▶ Description of the task: Quote every entry word for word.

:: Material shown

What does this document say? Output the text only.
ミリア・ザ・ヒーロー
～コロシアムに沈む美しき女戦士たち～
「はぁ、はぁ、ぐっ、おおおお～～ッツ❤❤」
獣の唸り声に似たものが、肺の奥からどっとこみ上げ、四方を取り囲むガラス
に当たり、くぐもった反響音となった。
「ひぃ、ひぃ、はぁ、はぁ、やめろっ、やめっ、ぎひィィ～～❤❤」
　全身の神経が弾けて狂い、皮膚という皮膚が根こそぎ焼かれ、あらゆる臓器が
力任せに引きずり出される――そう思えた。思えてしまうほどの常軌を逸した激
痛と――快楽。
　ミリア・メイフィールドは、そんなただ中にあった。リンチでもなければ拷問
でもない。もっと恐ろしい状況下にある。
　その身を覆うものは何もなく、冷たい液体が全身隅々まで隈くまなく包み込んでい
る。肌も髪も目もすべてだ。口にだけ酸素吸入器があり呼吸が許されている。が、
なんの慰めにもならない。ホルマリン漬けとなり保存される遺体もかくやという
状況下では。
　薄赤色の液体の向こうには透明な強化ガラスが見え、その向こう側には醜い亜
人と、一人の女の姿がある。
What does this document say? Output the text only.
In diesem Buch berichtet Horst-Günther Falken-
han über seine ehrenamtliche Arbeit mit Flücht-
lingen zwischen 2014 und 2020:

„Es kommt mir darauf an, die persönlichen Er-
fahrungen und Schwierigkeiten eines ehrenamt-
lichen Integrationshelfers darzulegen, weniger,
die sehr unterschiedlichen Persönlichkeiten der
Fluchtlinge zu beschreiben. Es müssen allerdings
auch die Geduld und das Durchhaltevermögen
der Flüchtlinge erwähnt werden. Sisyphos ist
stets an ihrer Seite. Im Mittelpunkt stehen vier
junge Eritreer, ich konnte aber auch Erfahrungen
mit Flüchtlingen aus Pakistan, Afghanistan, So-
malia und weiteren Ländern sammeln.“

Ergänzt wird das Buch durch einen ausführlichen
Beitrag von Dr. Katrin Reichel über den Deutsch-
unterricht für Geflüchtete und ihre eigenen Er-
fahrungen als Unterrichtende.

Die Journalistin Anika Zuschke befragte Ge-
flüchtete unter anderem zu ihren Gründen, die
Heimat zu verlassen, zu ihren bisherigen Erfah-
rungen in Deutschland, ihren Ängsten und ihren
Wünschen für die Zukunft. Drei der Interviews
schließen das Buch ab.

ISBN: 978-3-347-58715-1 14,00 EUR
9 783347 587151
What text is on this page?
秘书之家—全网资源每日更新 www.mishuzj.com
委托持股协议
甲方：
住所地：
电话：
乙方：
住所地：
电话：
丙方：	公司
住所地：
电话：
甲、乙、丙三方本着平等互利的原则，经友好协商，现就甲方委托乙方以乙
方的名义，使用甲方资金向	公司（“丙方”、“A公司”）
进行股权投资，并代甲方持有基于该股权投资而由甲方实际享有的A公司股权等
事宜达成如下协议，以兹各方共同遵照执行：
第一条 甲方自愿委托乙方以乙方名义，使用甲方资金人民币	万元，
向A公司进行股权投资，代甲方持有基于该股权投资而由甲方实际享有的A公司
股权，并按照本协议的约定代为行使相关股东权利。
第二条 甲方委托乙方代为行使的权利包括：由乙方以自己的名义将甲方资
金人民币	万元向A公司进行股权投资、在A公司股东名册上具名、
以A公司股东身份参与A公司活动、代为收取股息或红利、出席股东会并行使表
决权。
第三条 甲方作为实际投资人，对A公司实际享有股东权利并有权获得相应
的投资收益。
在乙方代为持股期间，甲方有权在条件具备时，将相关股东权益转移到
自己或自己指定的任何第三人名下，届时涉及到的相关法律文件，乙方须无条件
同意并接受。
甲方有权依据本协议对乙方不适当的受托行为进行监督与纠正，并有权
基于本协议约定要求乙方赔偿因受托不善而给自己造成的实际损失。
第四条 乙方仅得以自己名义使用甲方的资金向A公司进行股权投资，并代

::::

▶ Reply to the task:
What does this document say? Output the text only.
ミリア・ザ・ヒーロー
～コロシアムに沈む美しき女戦士たち～
「はぁ、はぁ、ぐっ、おおおお～～ッツ❤❤」
獣の唸り声に似たものが、肺の奥からどっとこみ上げ、四方を取り囲むガラス
に当たり、くぐもった反響音となった。
「ひぃ、ひぃ、はぁ、はぁ、やめろっ、やめっ、ぎひィィ～～❤❤」
　全身の神経が弾けて狂い、皮膚という皮膚が根こそぎ焼かれ、あらゆる臓器が
力任せに引きずり出される――そう思えた。思えてしまうほどの常軌を逸した激
痛と――快楽。
　ミリア・メイフィールドは、そんなただ中にあった。リンチでもなければ拷問
でもない。もっと恐ろしい状況下にある。
　その身を覆うものは何もなく、冷たい液体が全身隅々まで隈くまなく包み込んでい
る。肌も髪も目もすべてだ。口にだけ酸素吸入器があり呼吸が許されている。が、
なんの慰めにもならない。ホルマリン漬けとなり保存される遺体もかくやという
状況下では。
　薄赤色の液体の向こうには透明な強化ガラスが見え、その向こう側には醜い亜
人と、一人の女の姿がある。
What does this document say? Output the text only.
In diesem Buch berichtet Horst-Günther Falken-
han über seine ehrenamtliche Arbeit mit Flücht-
lingen zwischen 2014 und 2020:

„Es kommt mir darauf an, die persönlichen Er-
fahrungen und Schwierigkeiten eines ehrenamt-
lichen Integrationshelfers darzulegen, weniger,
die sehr unterschiedlichen Persönlichkeiten der
Fluchtlinge zu beschreiben. Es müssen allerdings
auch die Geduld und das Durchhaltevermögen
der Flüchtlinge erwähnt werden. Sisyphos ist
stets an ihrer Seite. Im Mittelpunkt stehen vier
junge Eritreer, ich konnte aber auch Erfahrungen
mit Flüchtlingen aus Pakistan, Afghanistan, So-
malia und weiteren Ländern sammeln.“

Ergänzt wird das Buch durch einen ausführlichen
Beitrag von Dr. Katrin Reichel über den Deutsch-
unterricht für Geflüchtete und ihre eigenen Er-
fahrungen als Unterrichtende.

Die Journalistin Anika Zuschke befragte Ge-
flüchtete unter anderem zu ihren Gründen, die
Heimat zu verlassen, zu ihren bisherigen Erfah-
rungen in Deutschland, ihren Ängsten und ihren
Wünschen für die Zukunft. Drei der Interviews
schließen das Buch ab.

ISBN: 978-3-347-58715-1 14,00 EUR
9 783347 587151
What text is on this page?
秘书之家—全网资源每日更新 www.mishuzj.com
委托持股协议
甲方：
住所地：
电话：
乙方：
住所地：
电话：
丙方：	公司
住所地：
电话：
甲、乙、丙三方本着平等互利的原则，经友好协商，现就甲方委托乙方以乙
方的名义，使用甲方资金向	公司（“丙方”、“A公司”）
进行股权投资，并代甲方持有基于该股权投资而由甲方实际享有的A公司股权等
事宜达成如下协议，以兹各方共同遵照执行：
第一条 甲方自愿委托乙方以乙方名义，使用甲方资金人民币	万元，
向A公司进行股权投资，代甲方持有基于该股权投资而由甲方实际享有的A公司
股权，并按照本协议的约定代为行使相关股东权利。
第二条 甲方委托乙方代为行使的权利包括：由乙方以自己的名义将甲方资
金人民币	万元向A公司进行股权投资、在A公司股东名册上具名、
以A公司股东身份参与A公司活动、代为收取股息或红利、出席股东会并行使表
决权。
第三条 甲方作为实际投资人，对A公司实际享有股东权利并有权获得相应
的投资收益。
在乙方代为持股期间，甲方有权在条件具备时，将相关股东权益转移到
自己或自己指定的任何第三人名下，届时涉及到的相关法律文件，乙方须无条件
同意并接受。
甲方有权依据本协议对乙方不适当的受托行为进行监督与纠正，并有权
基于本协议约定要求乙方赔偿因受托不善而给自己造成的实际损失。
第四条 乙方仅得以自己名义使用甲方的资金向A公司进行股权投资，并代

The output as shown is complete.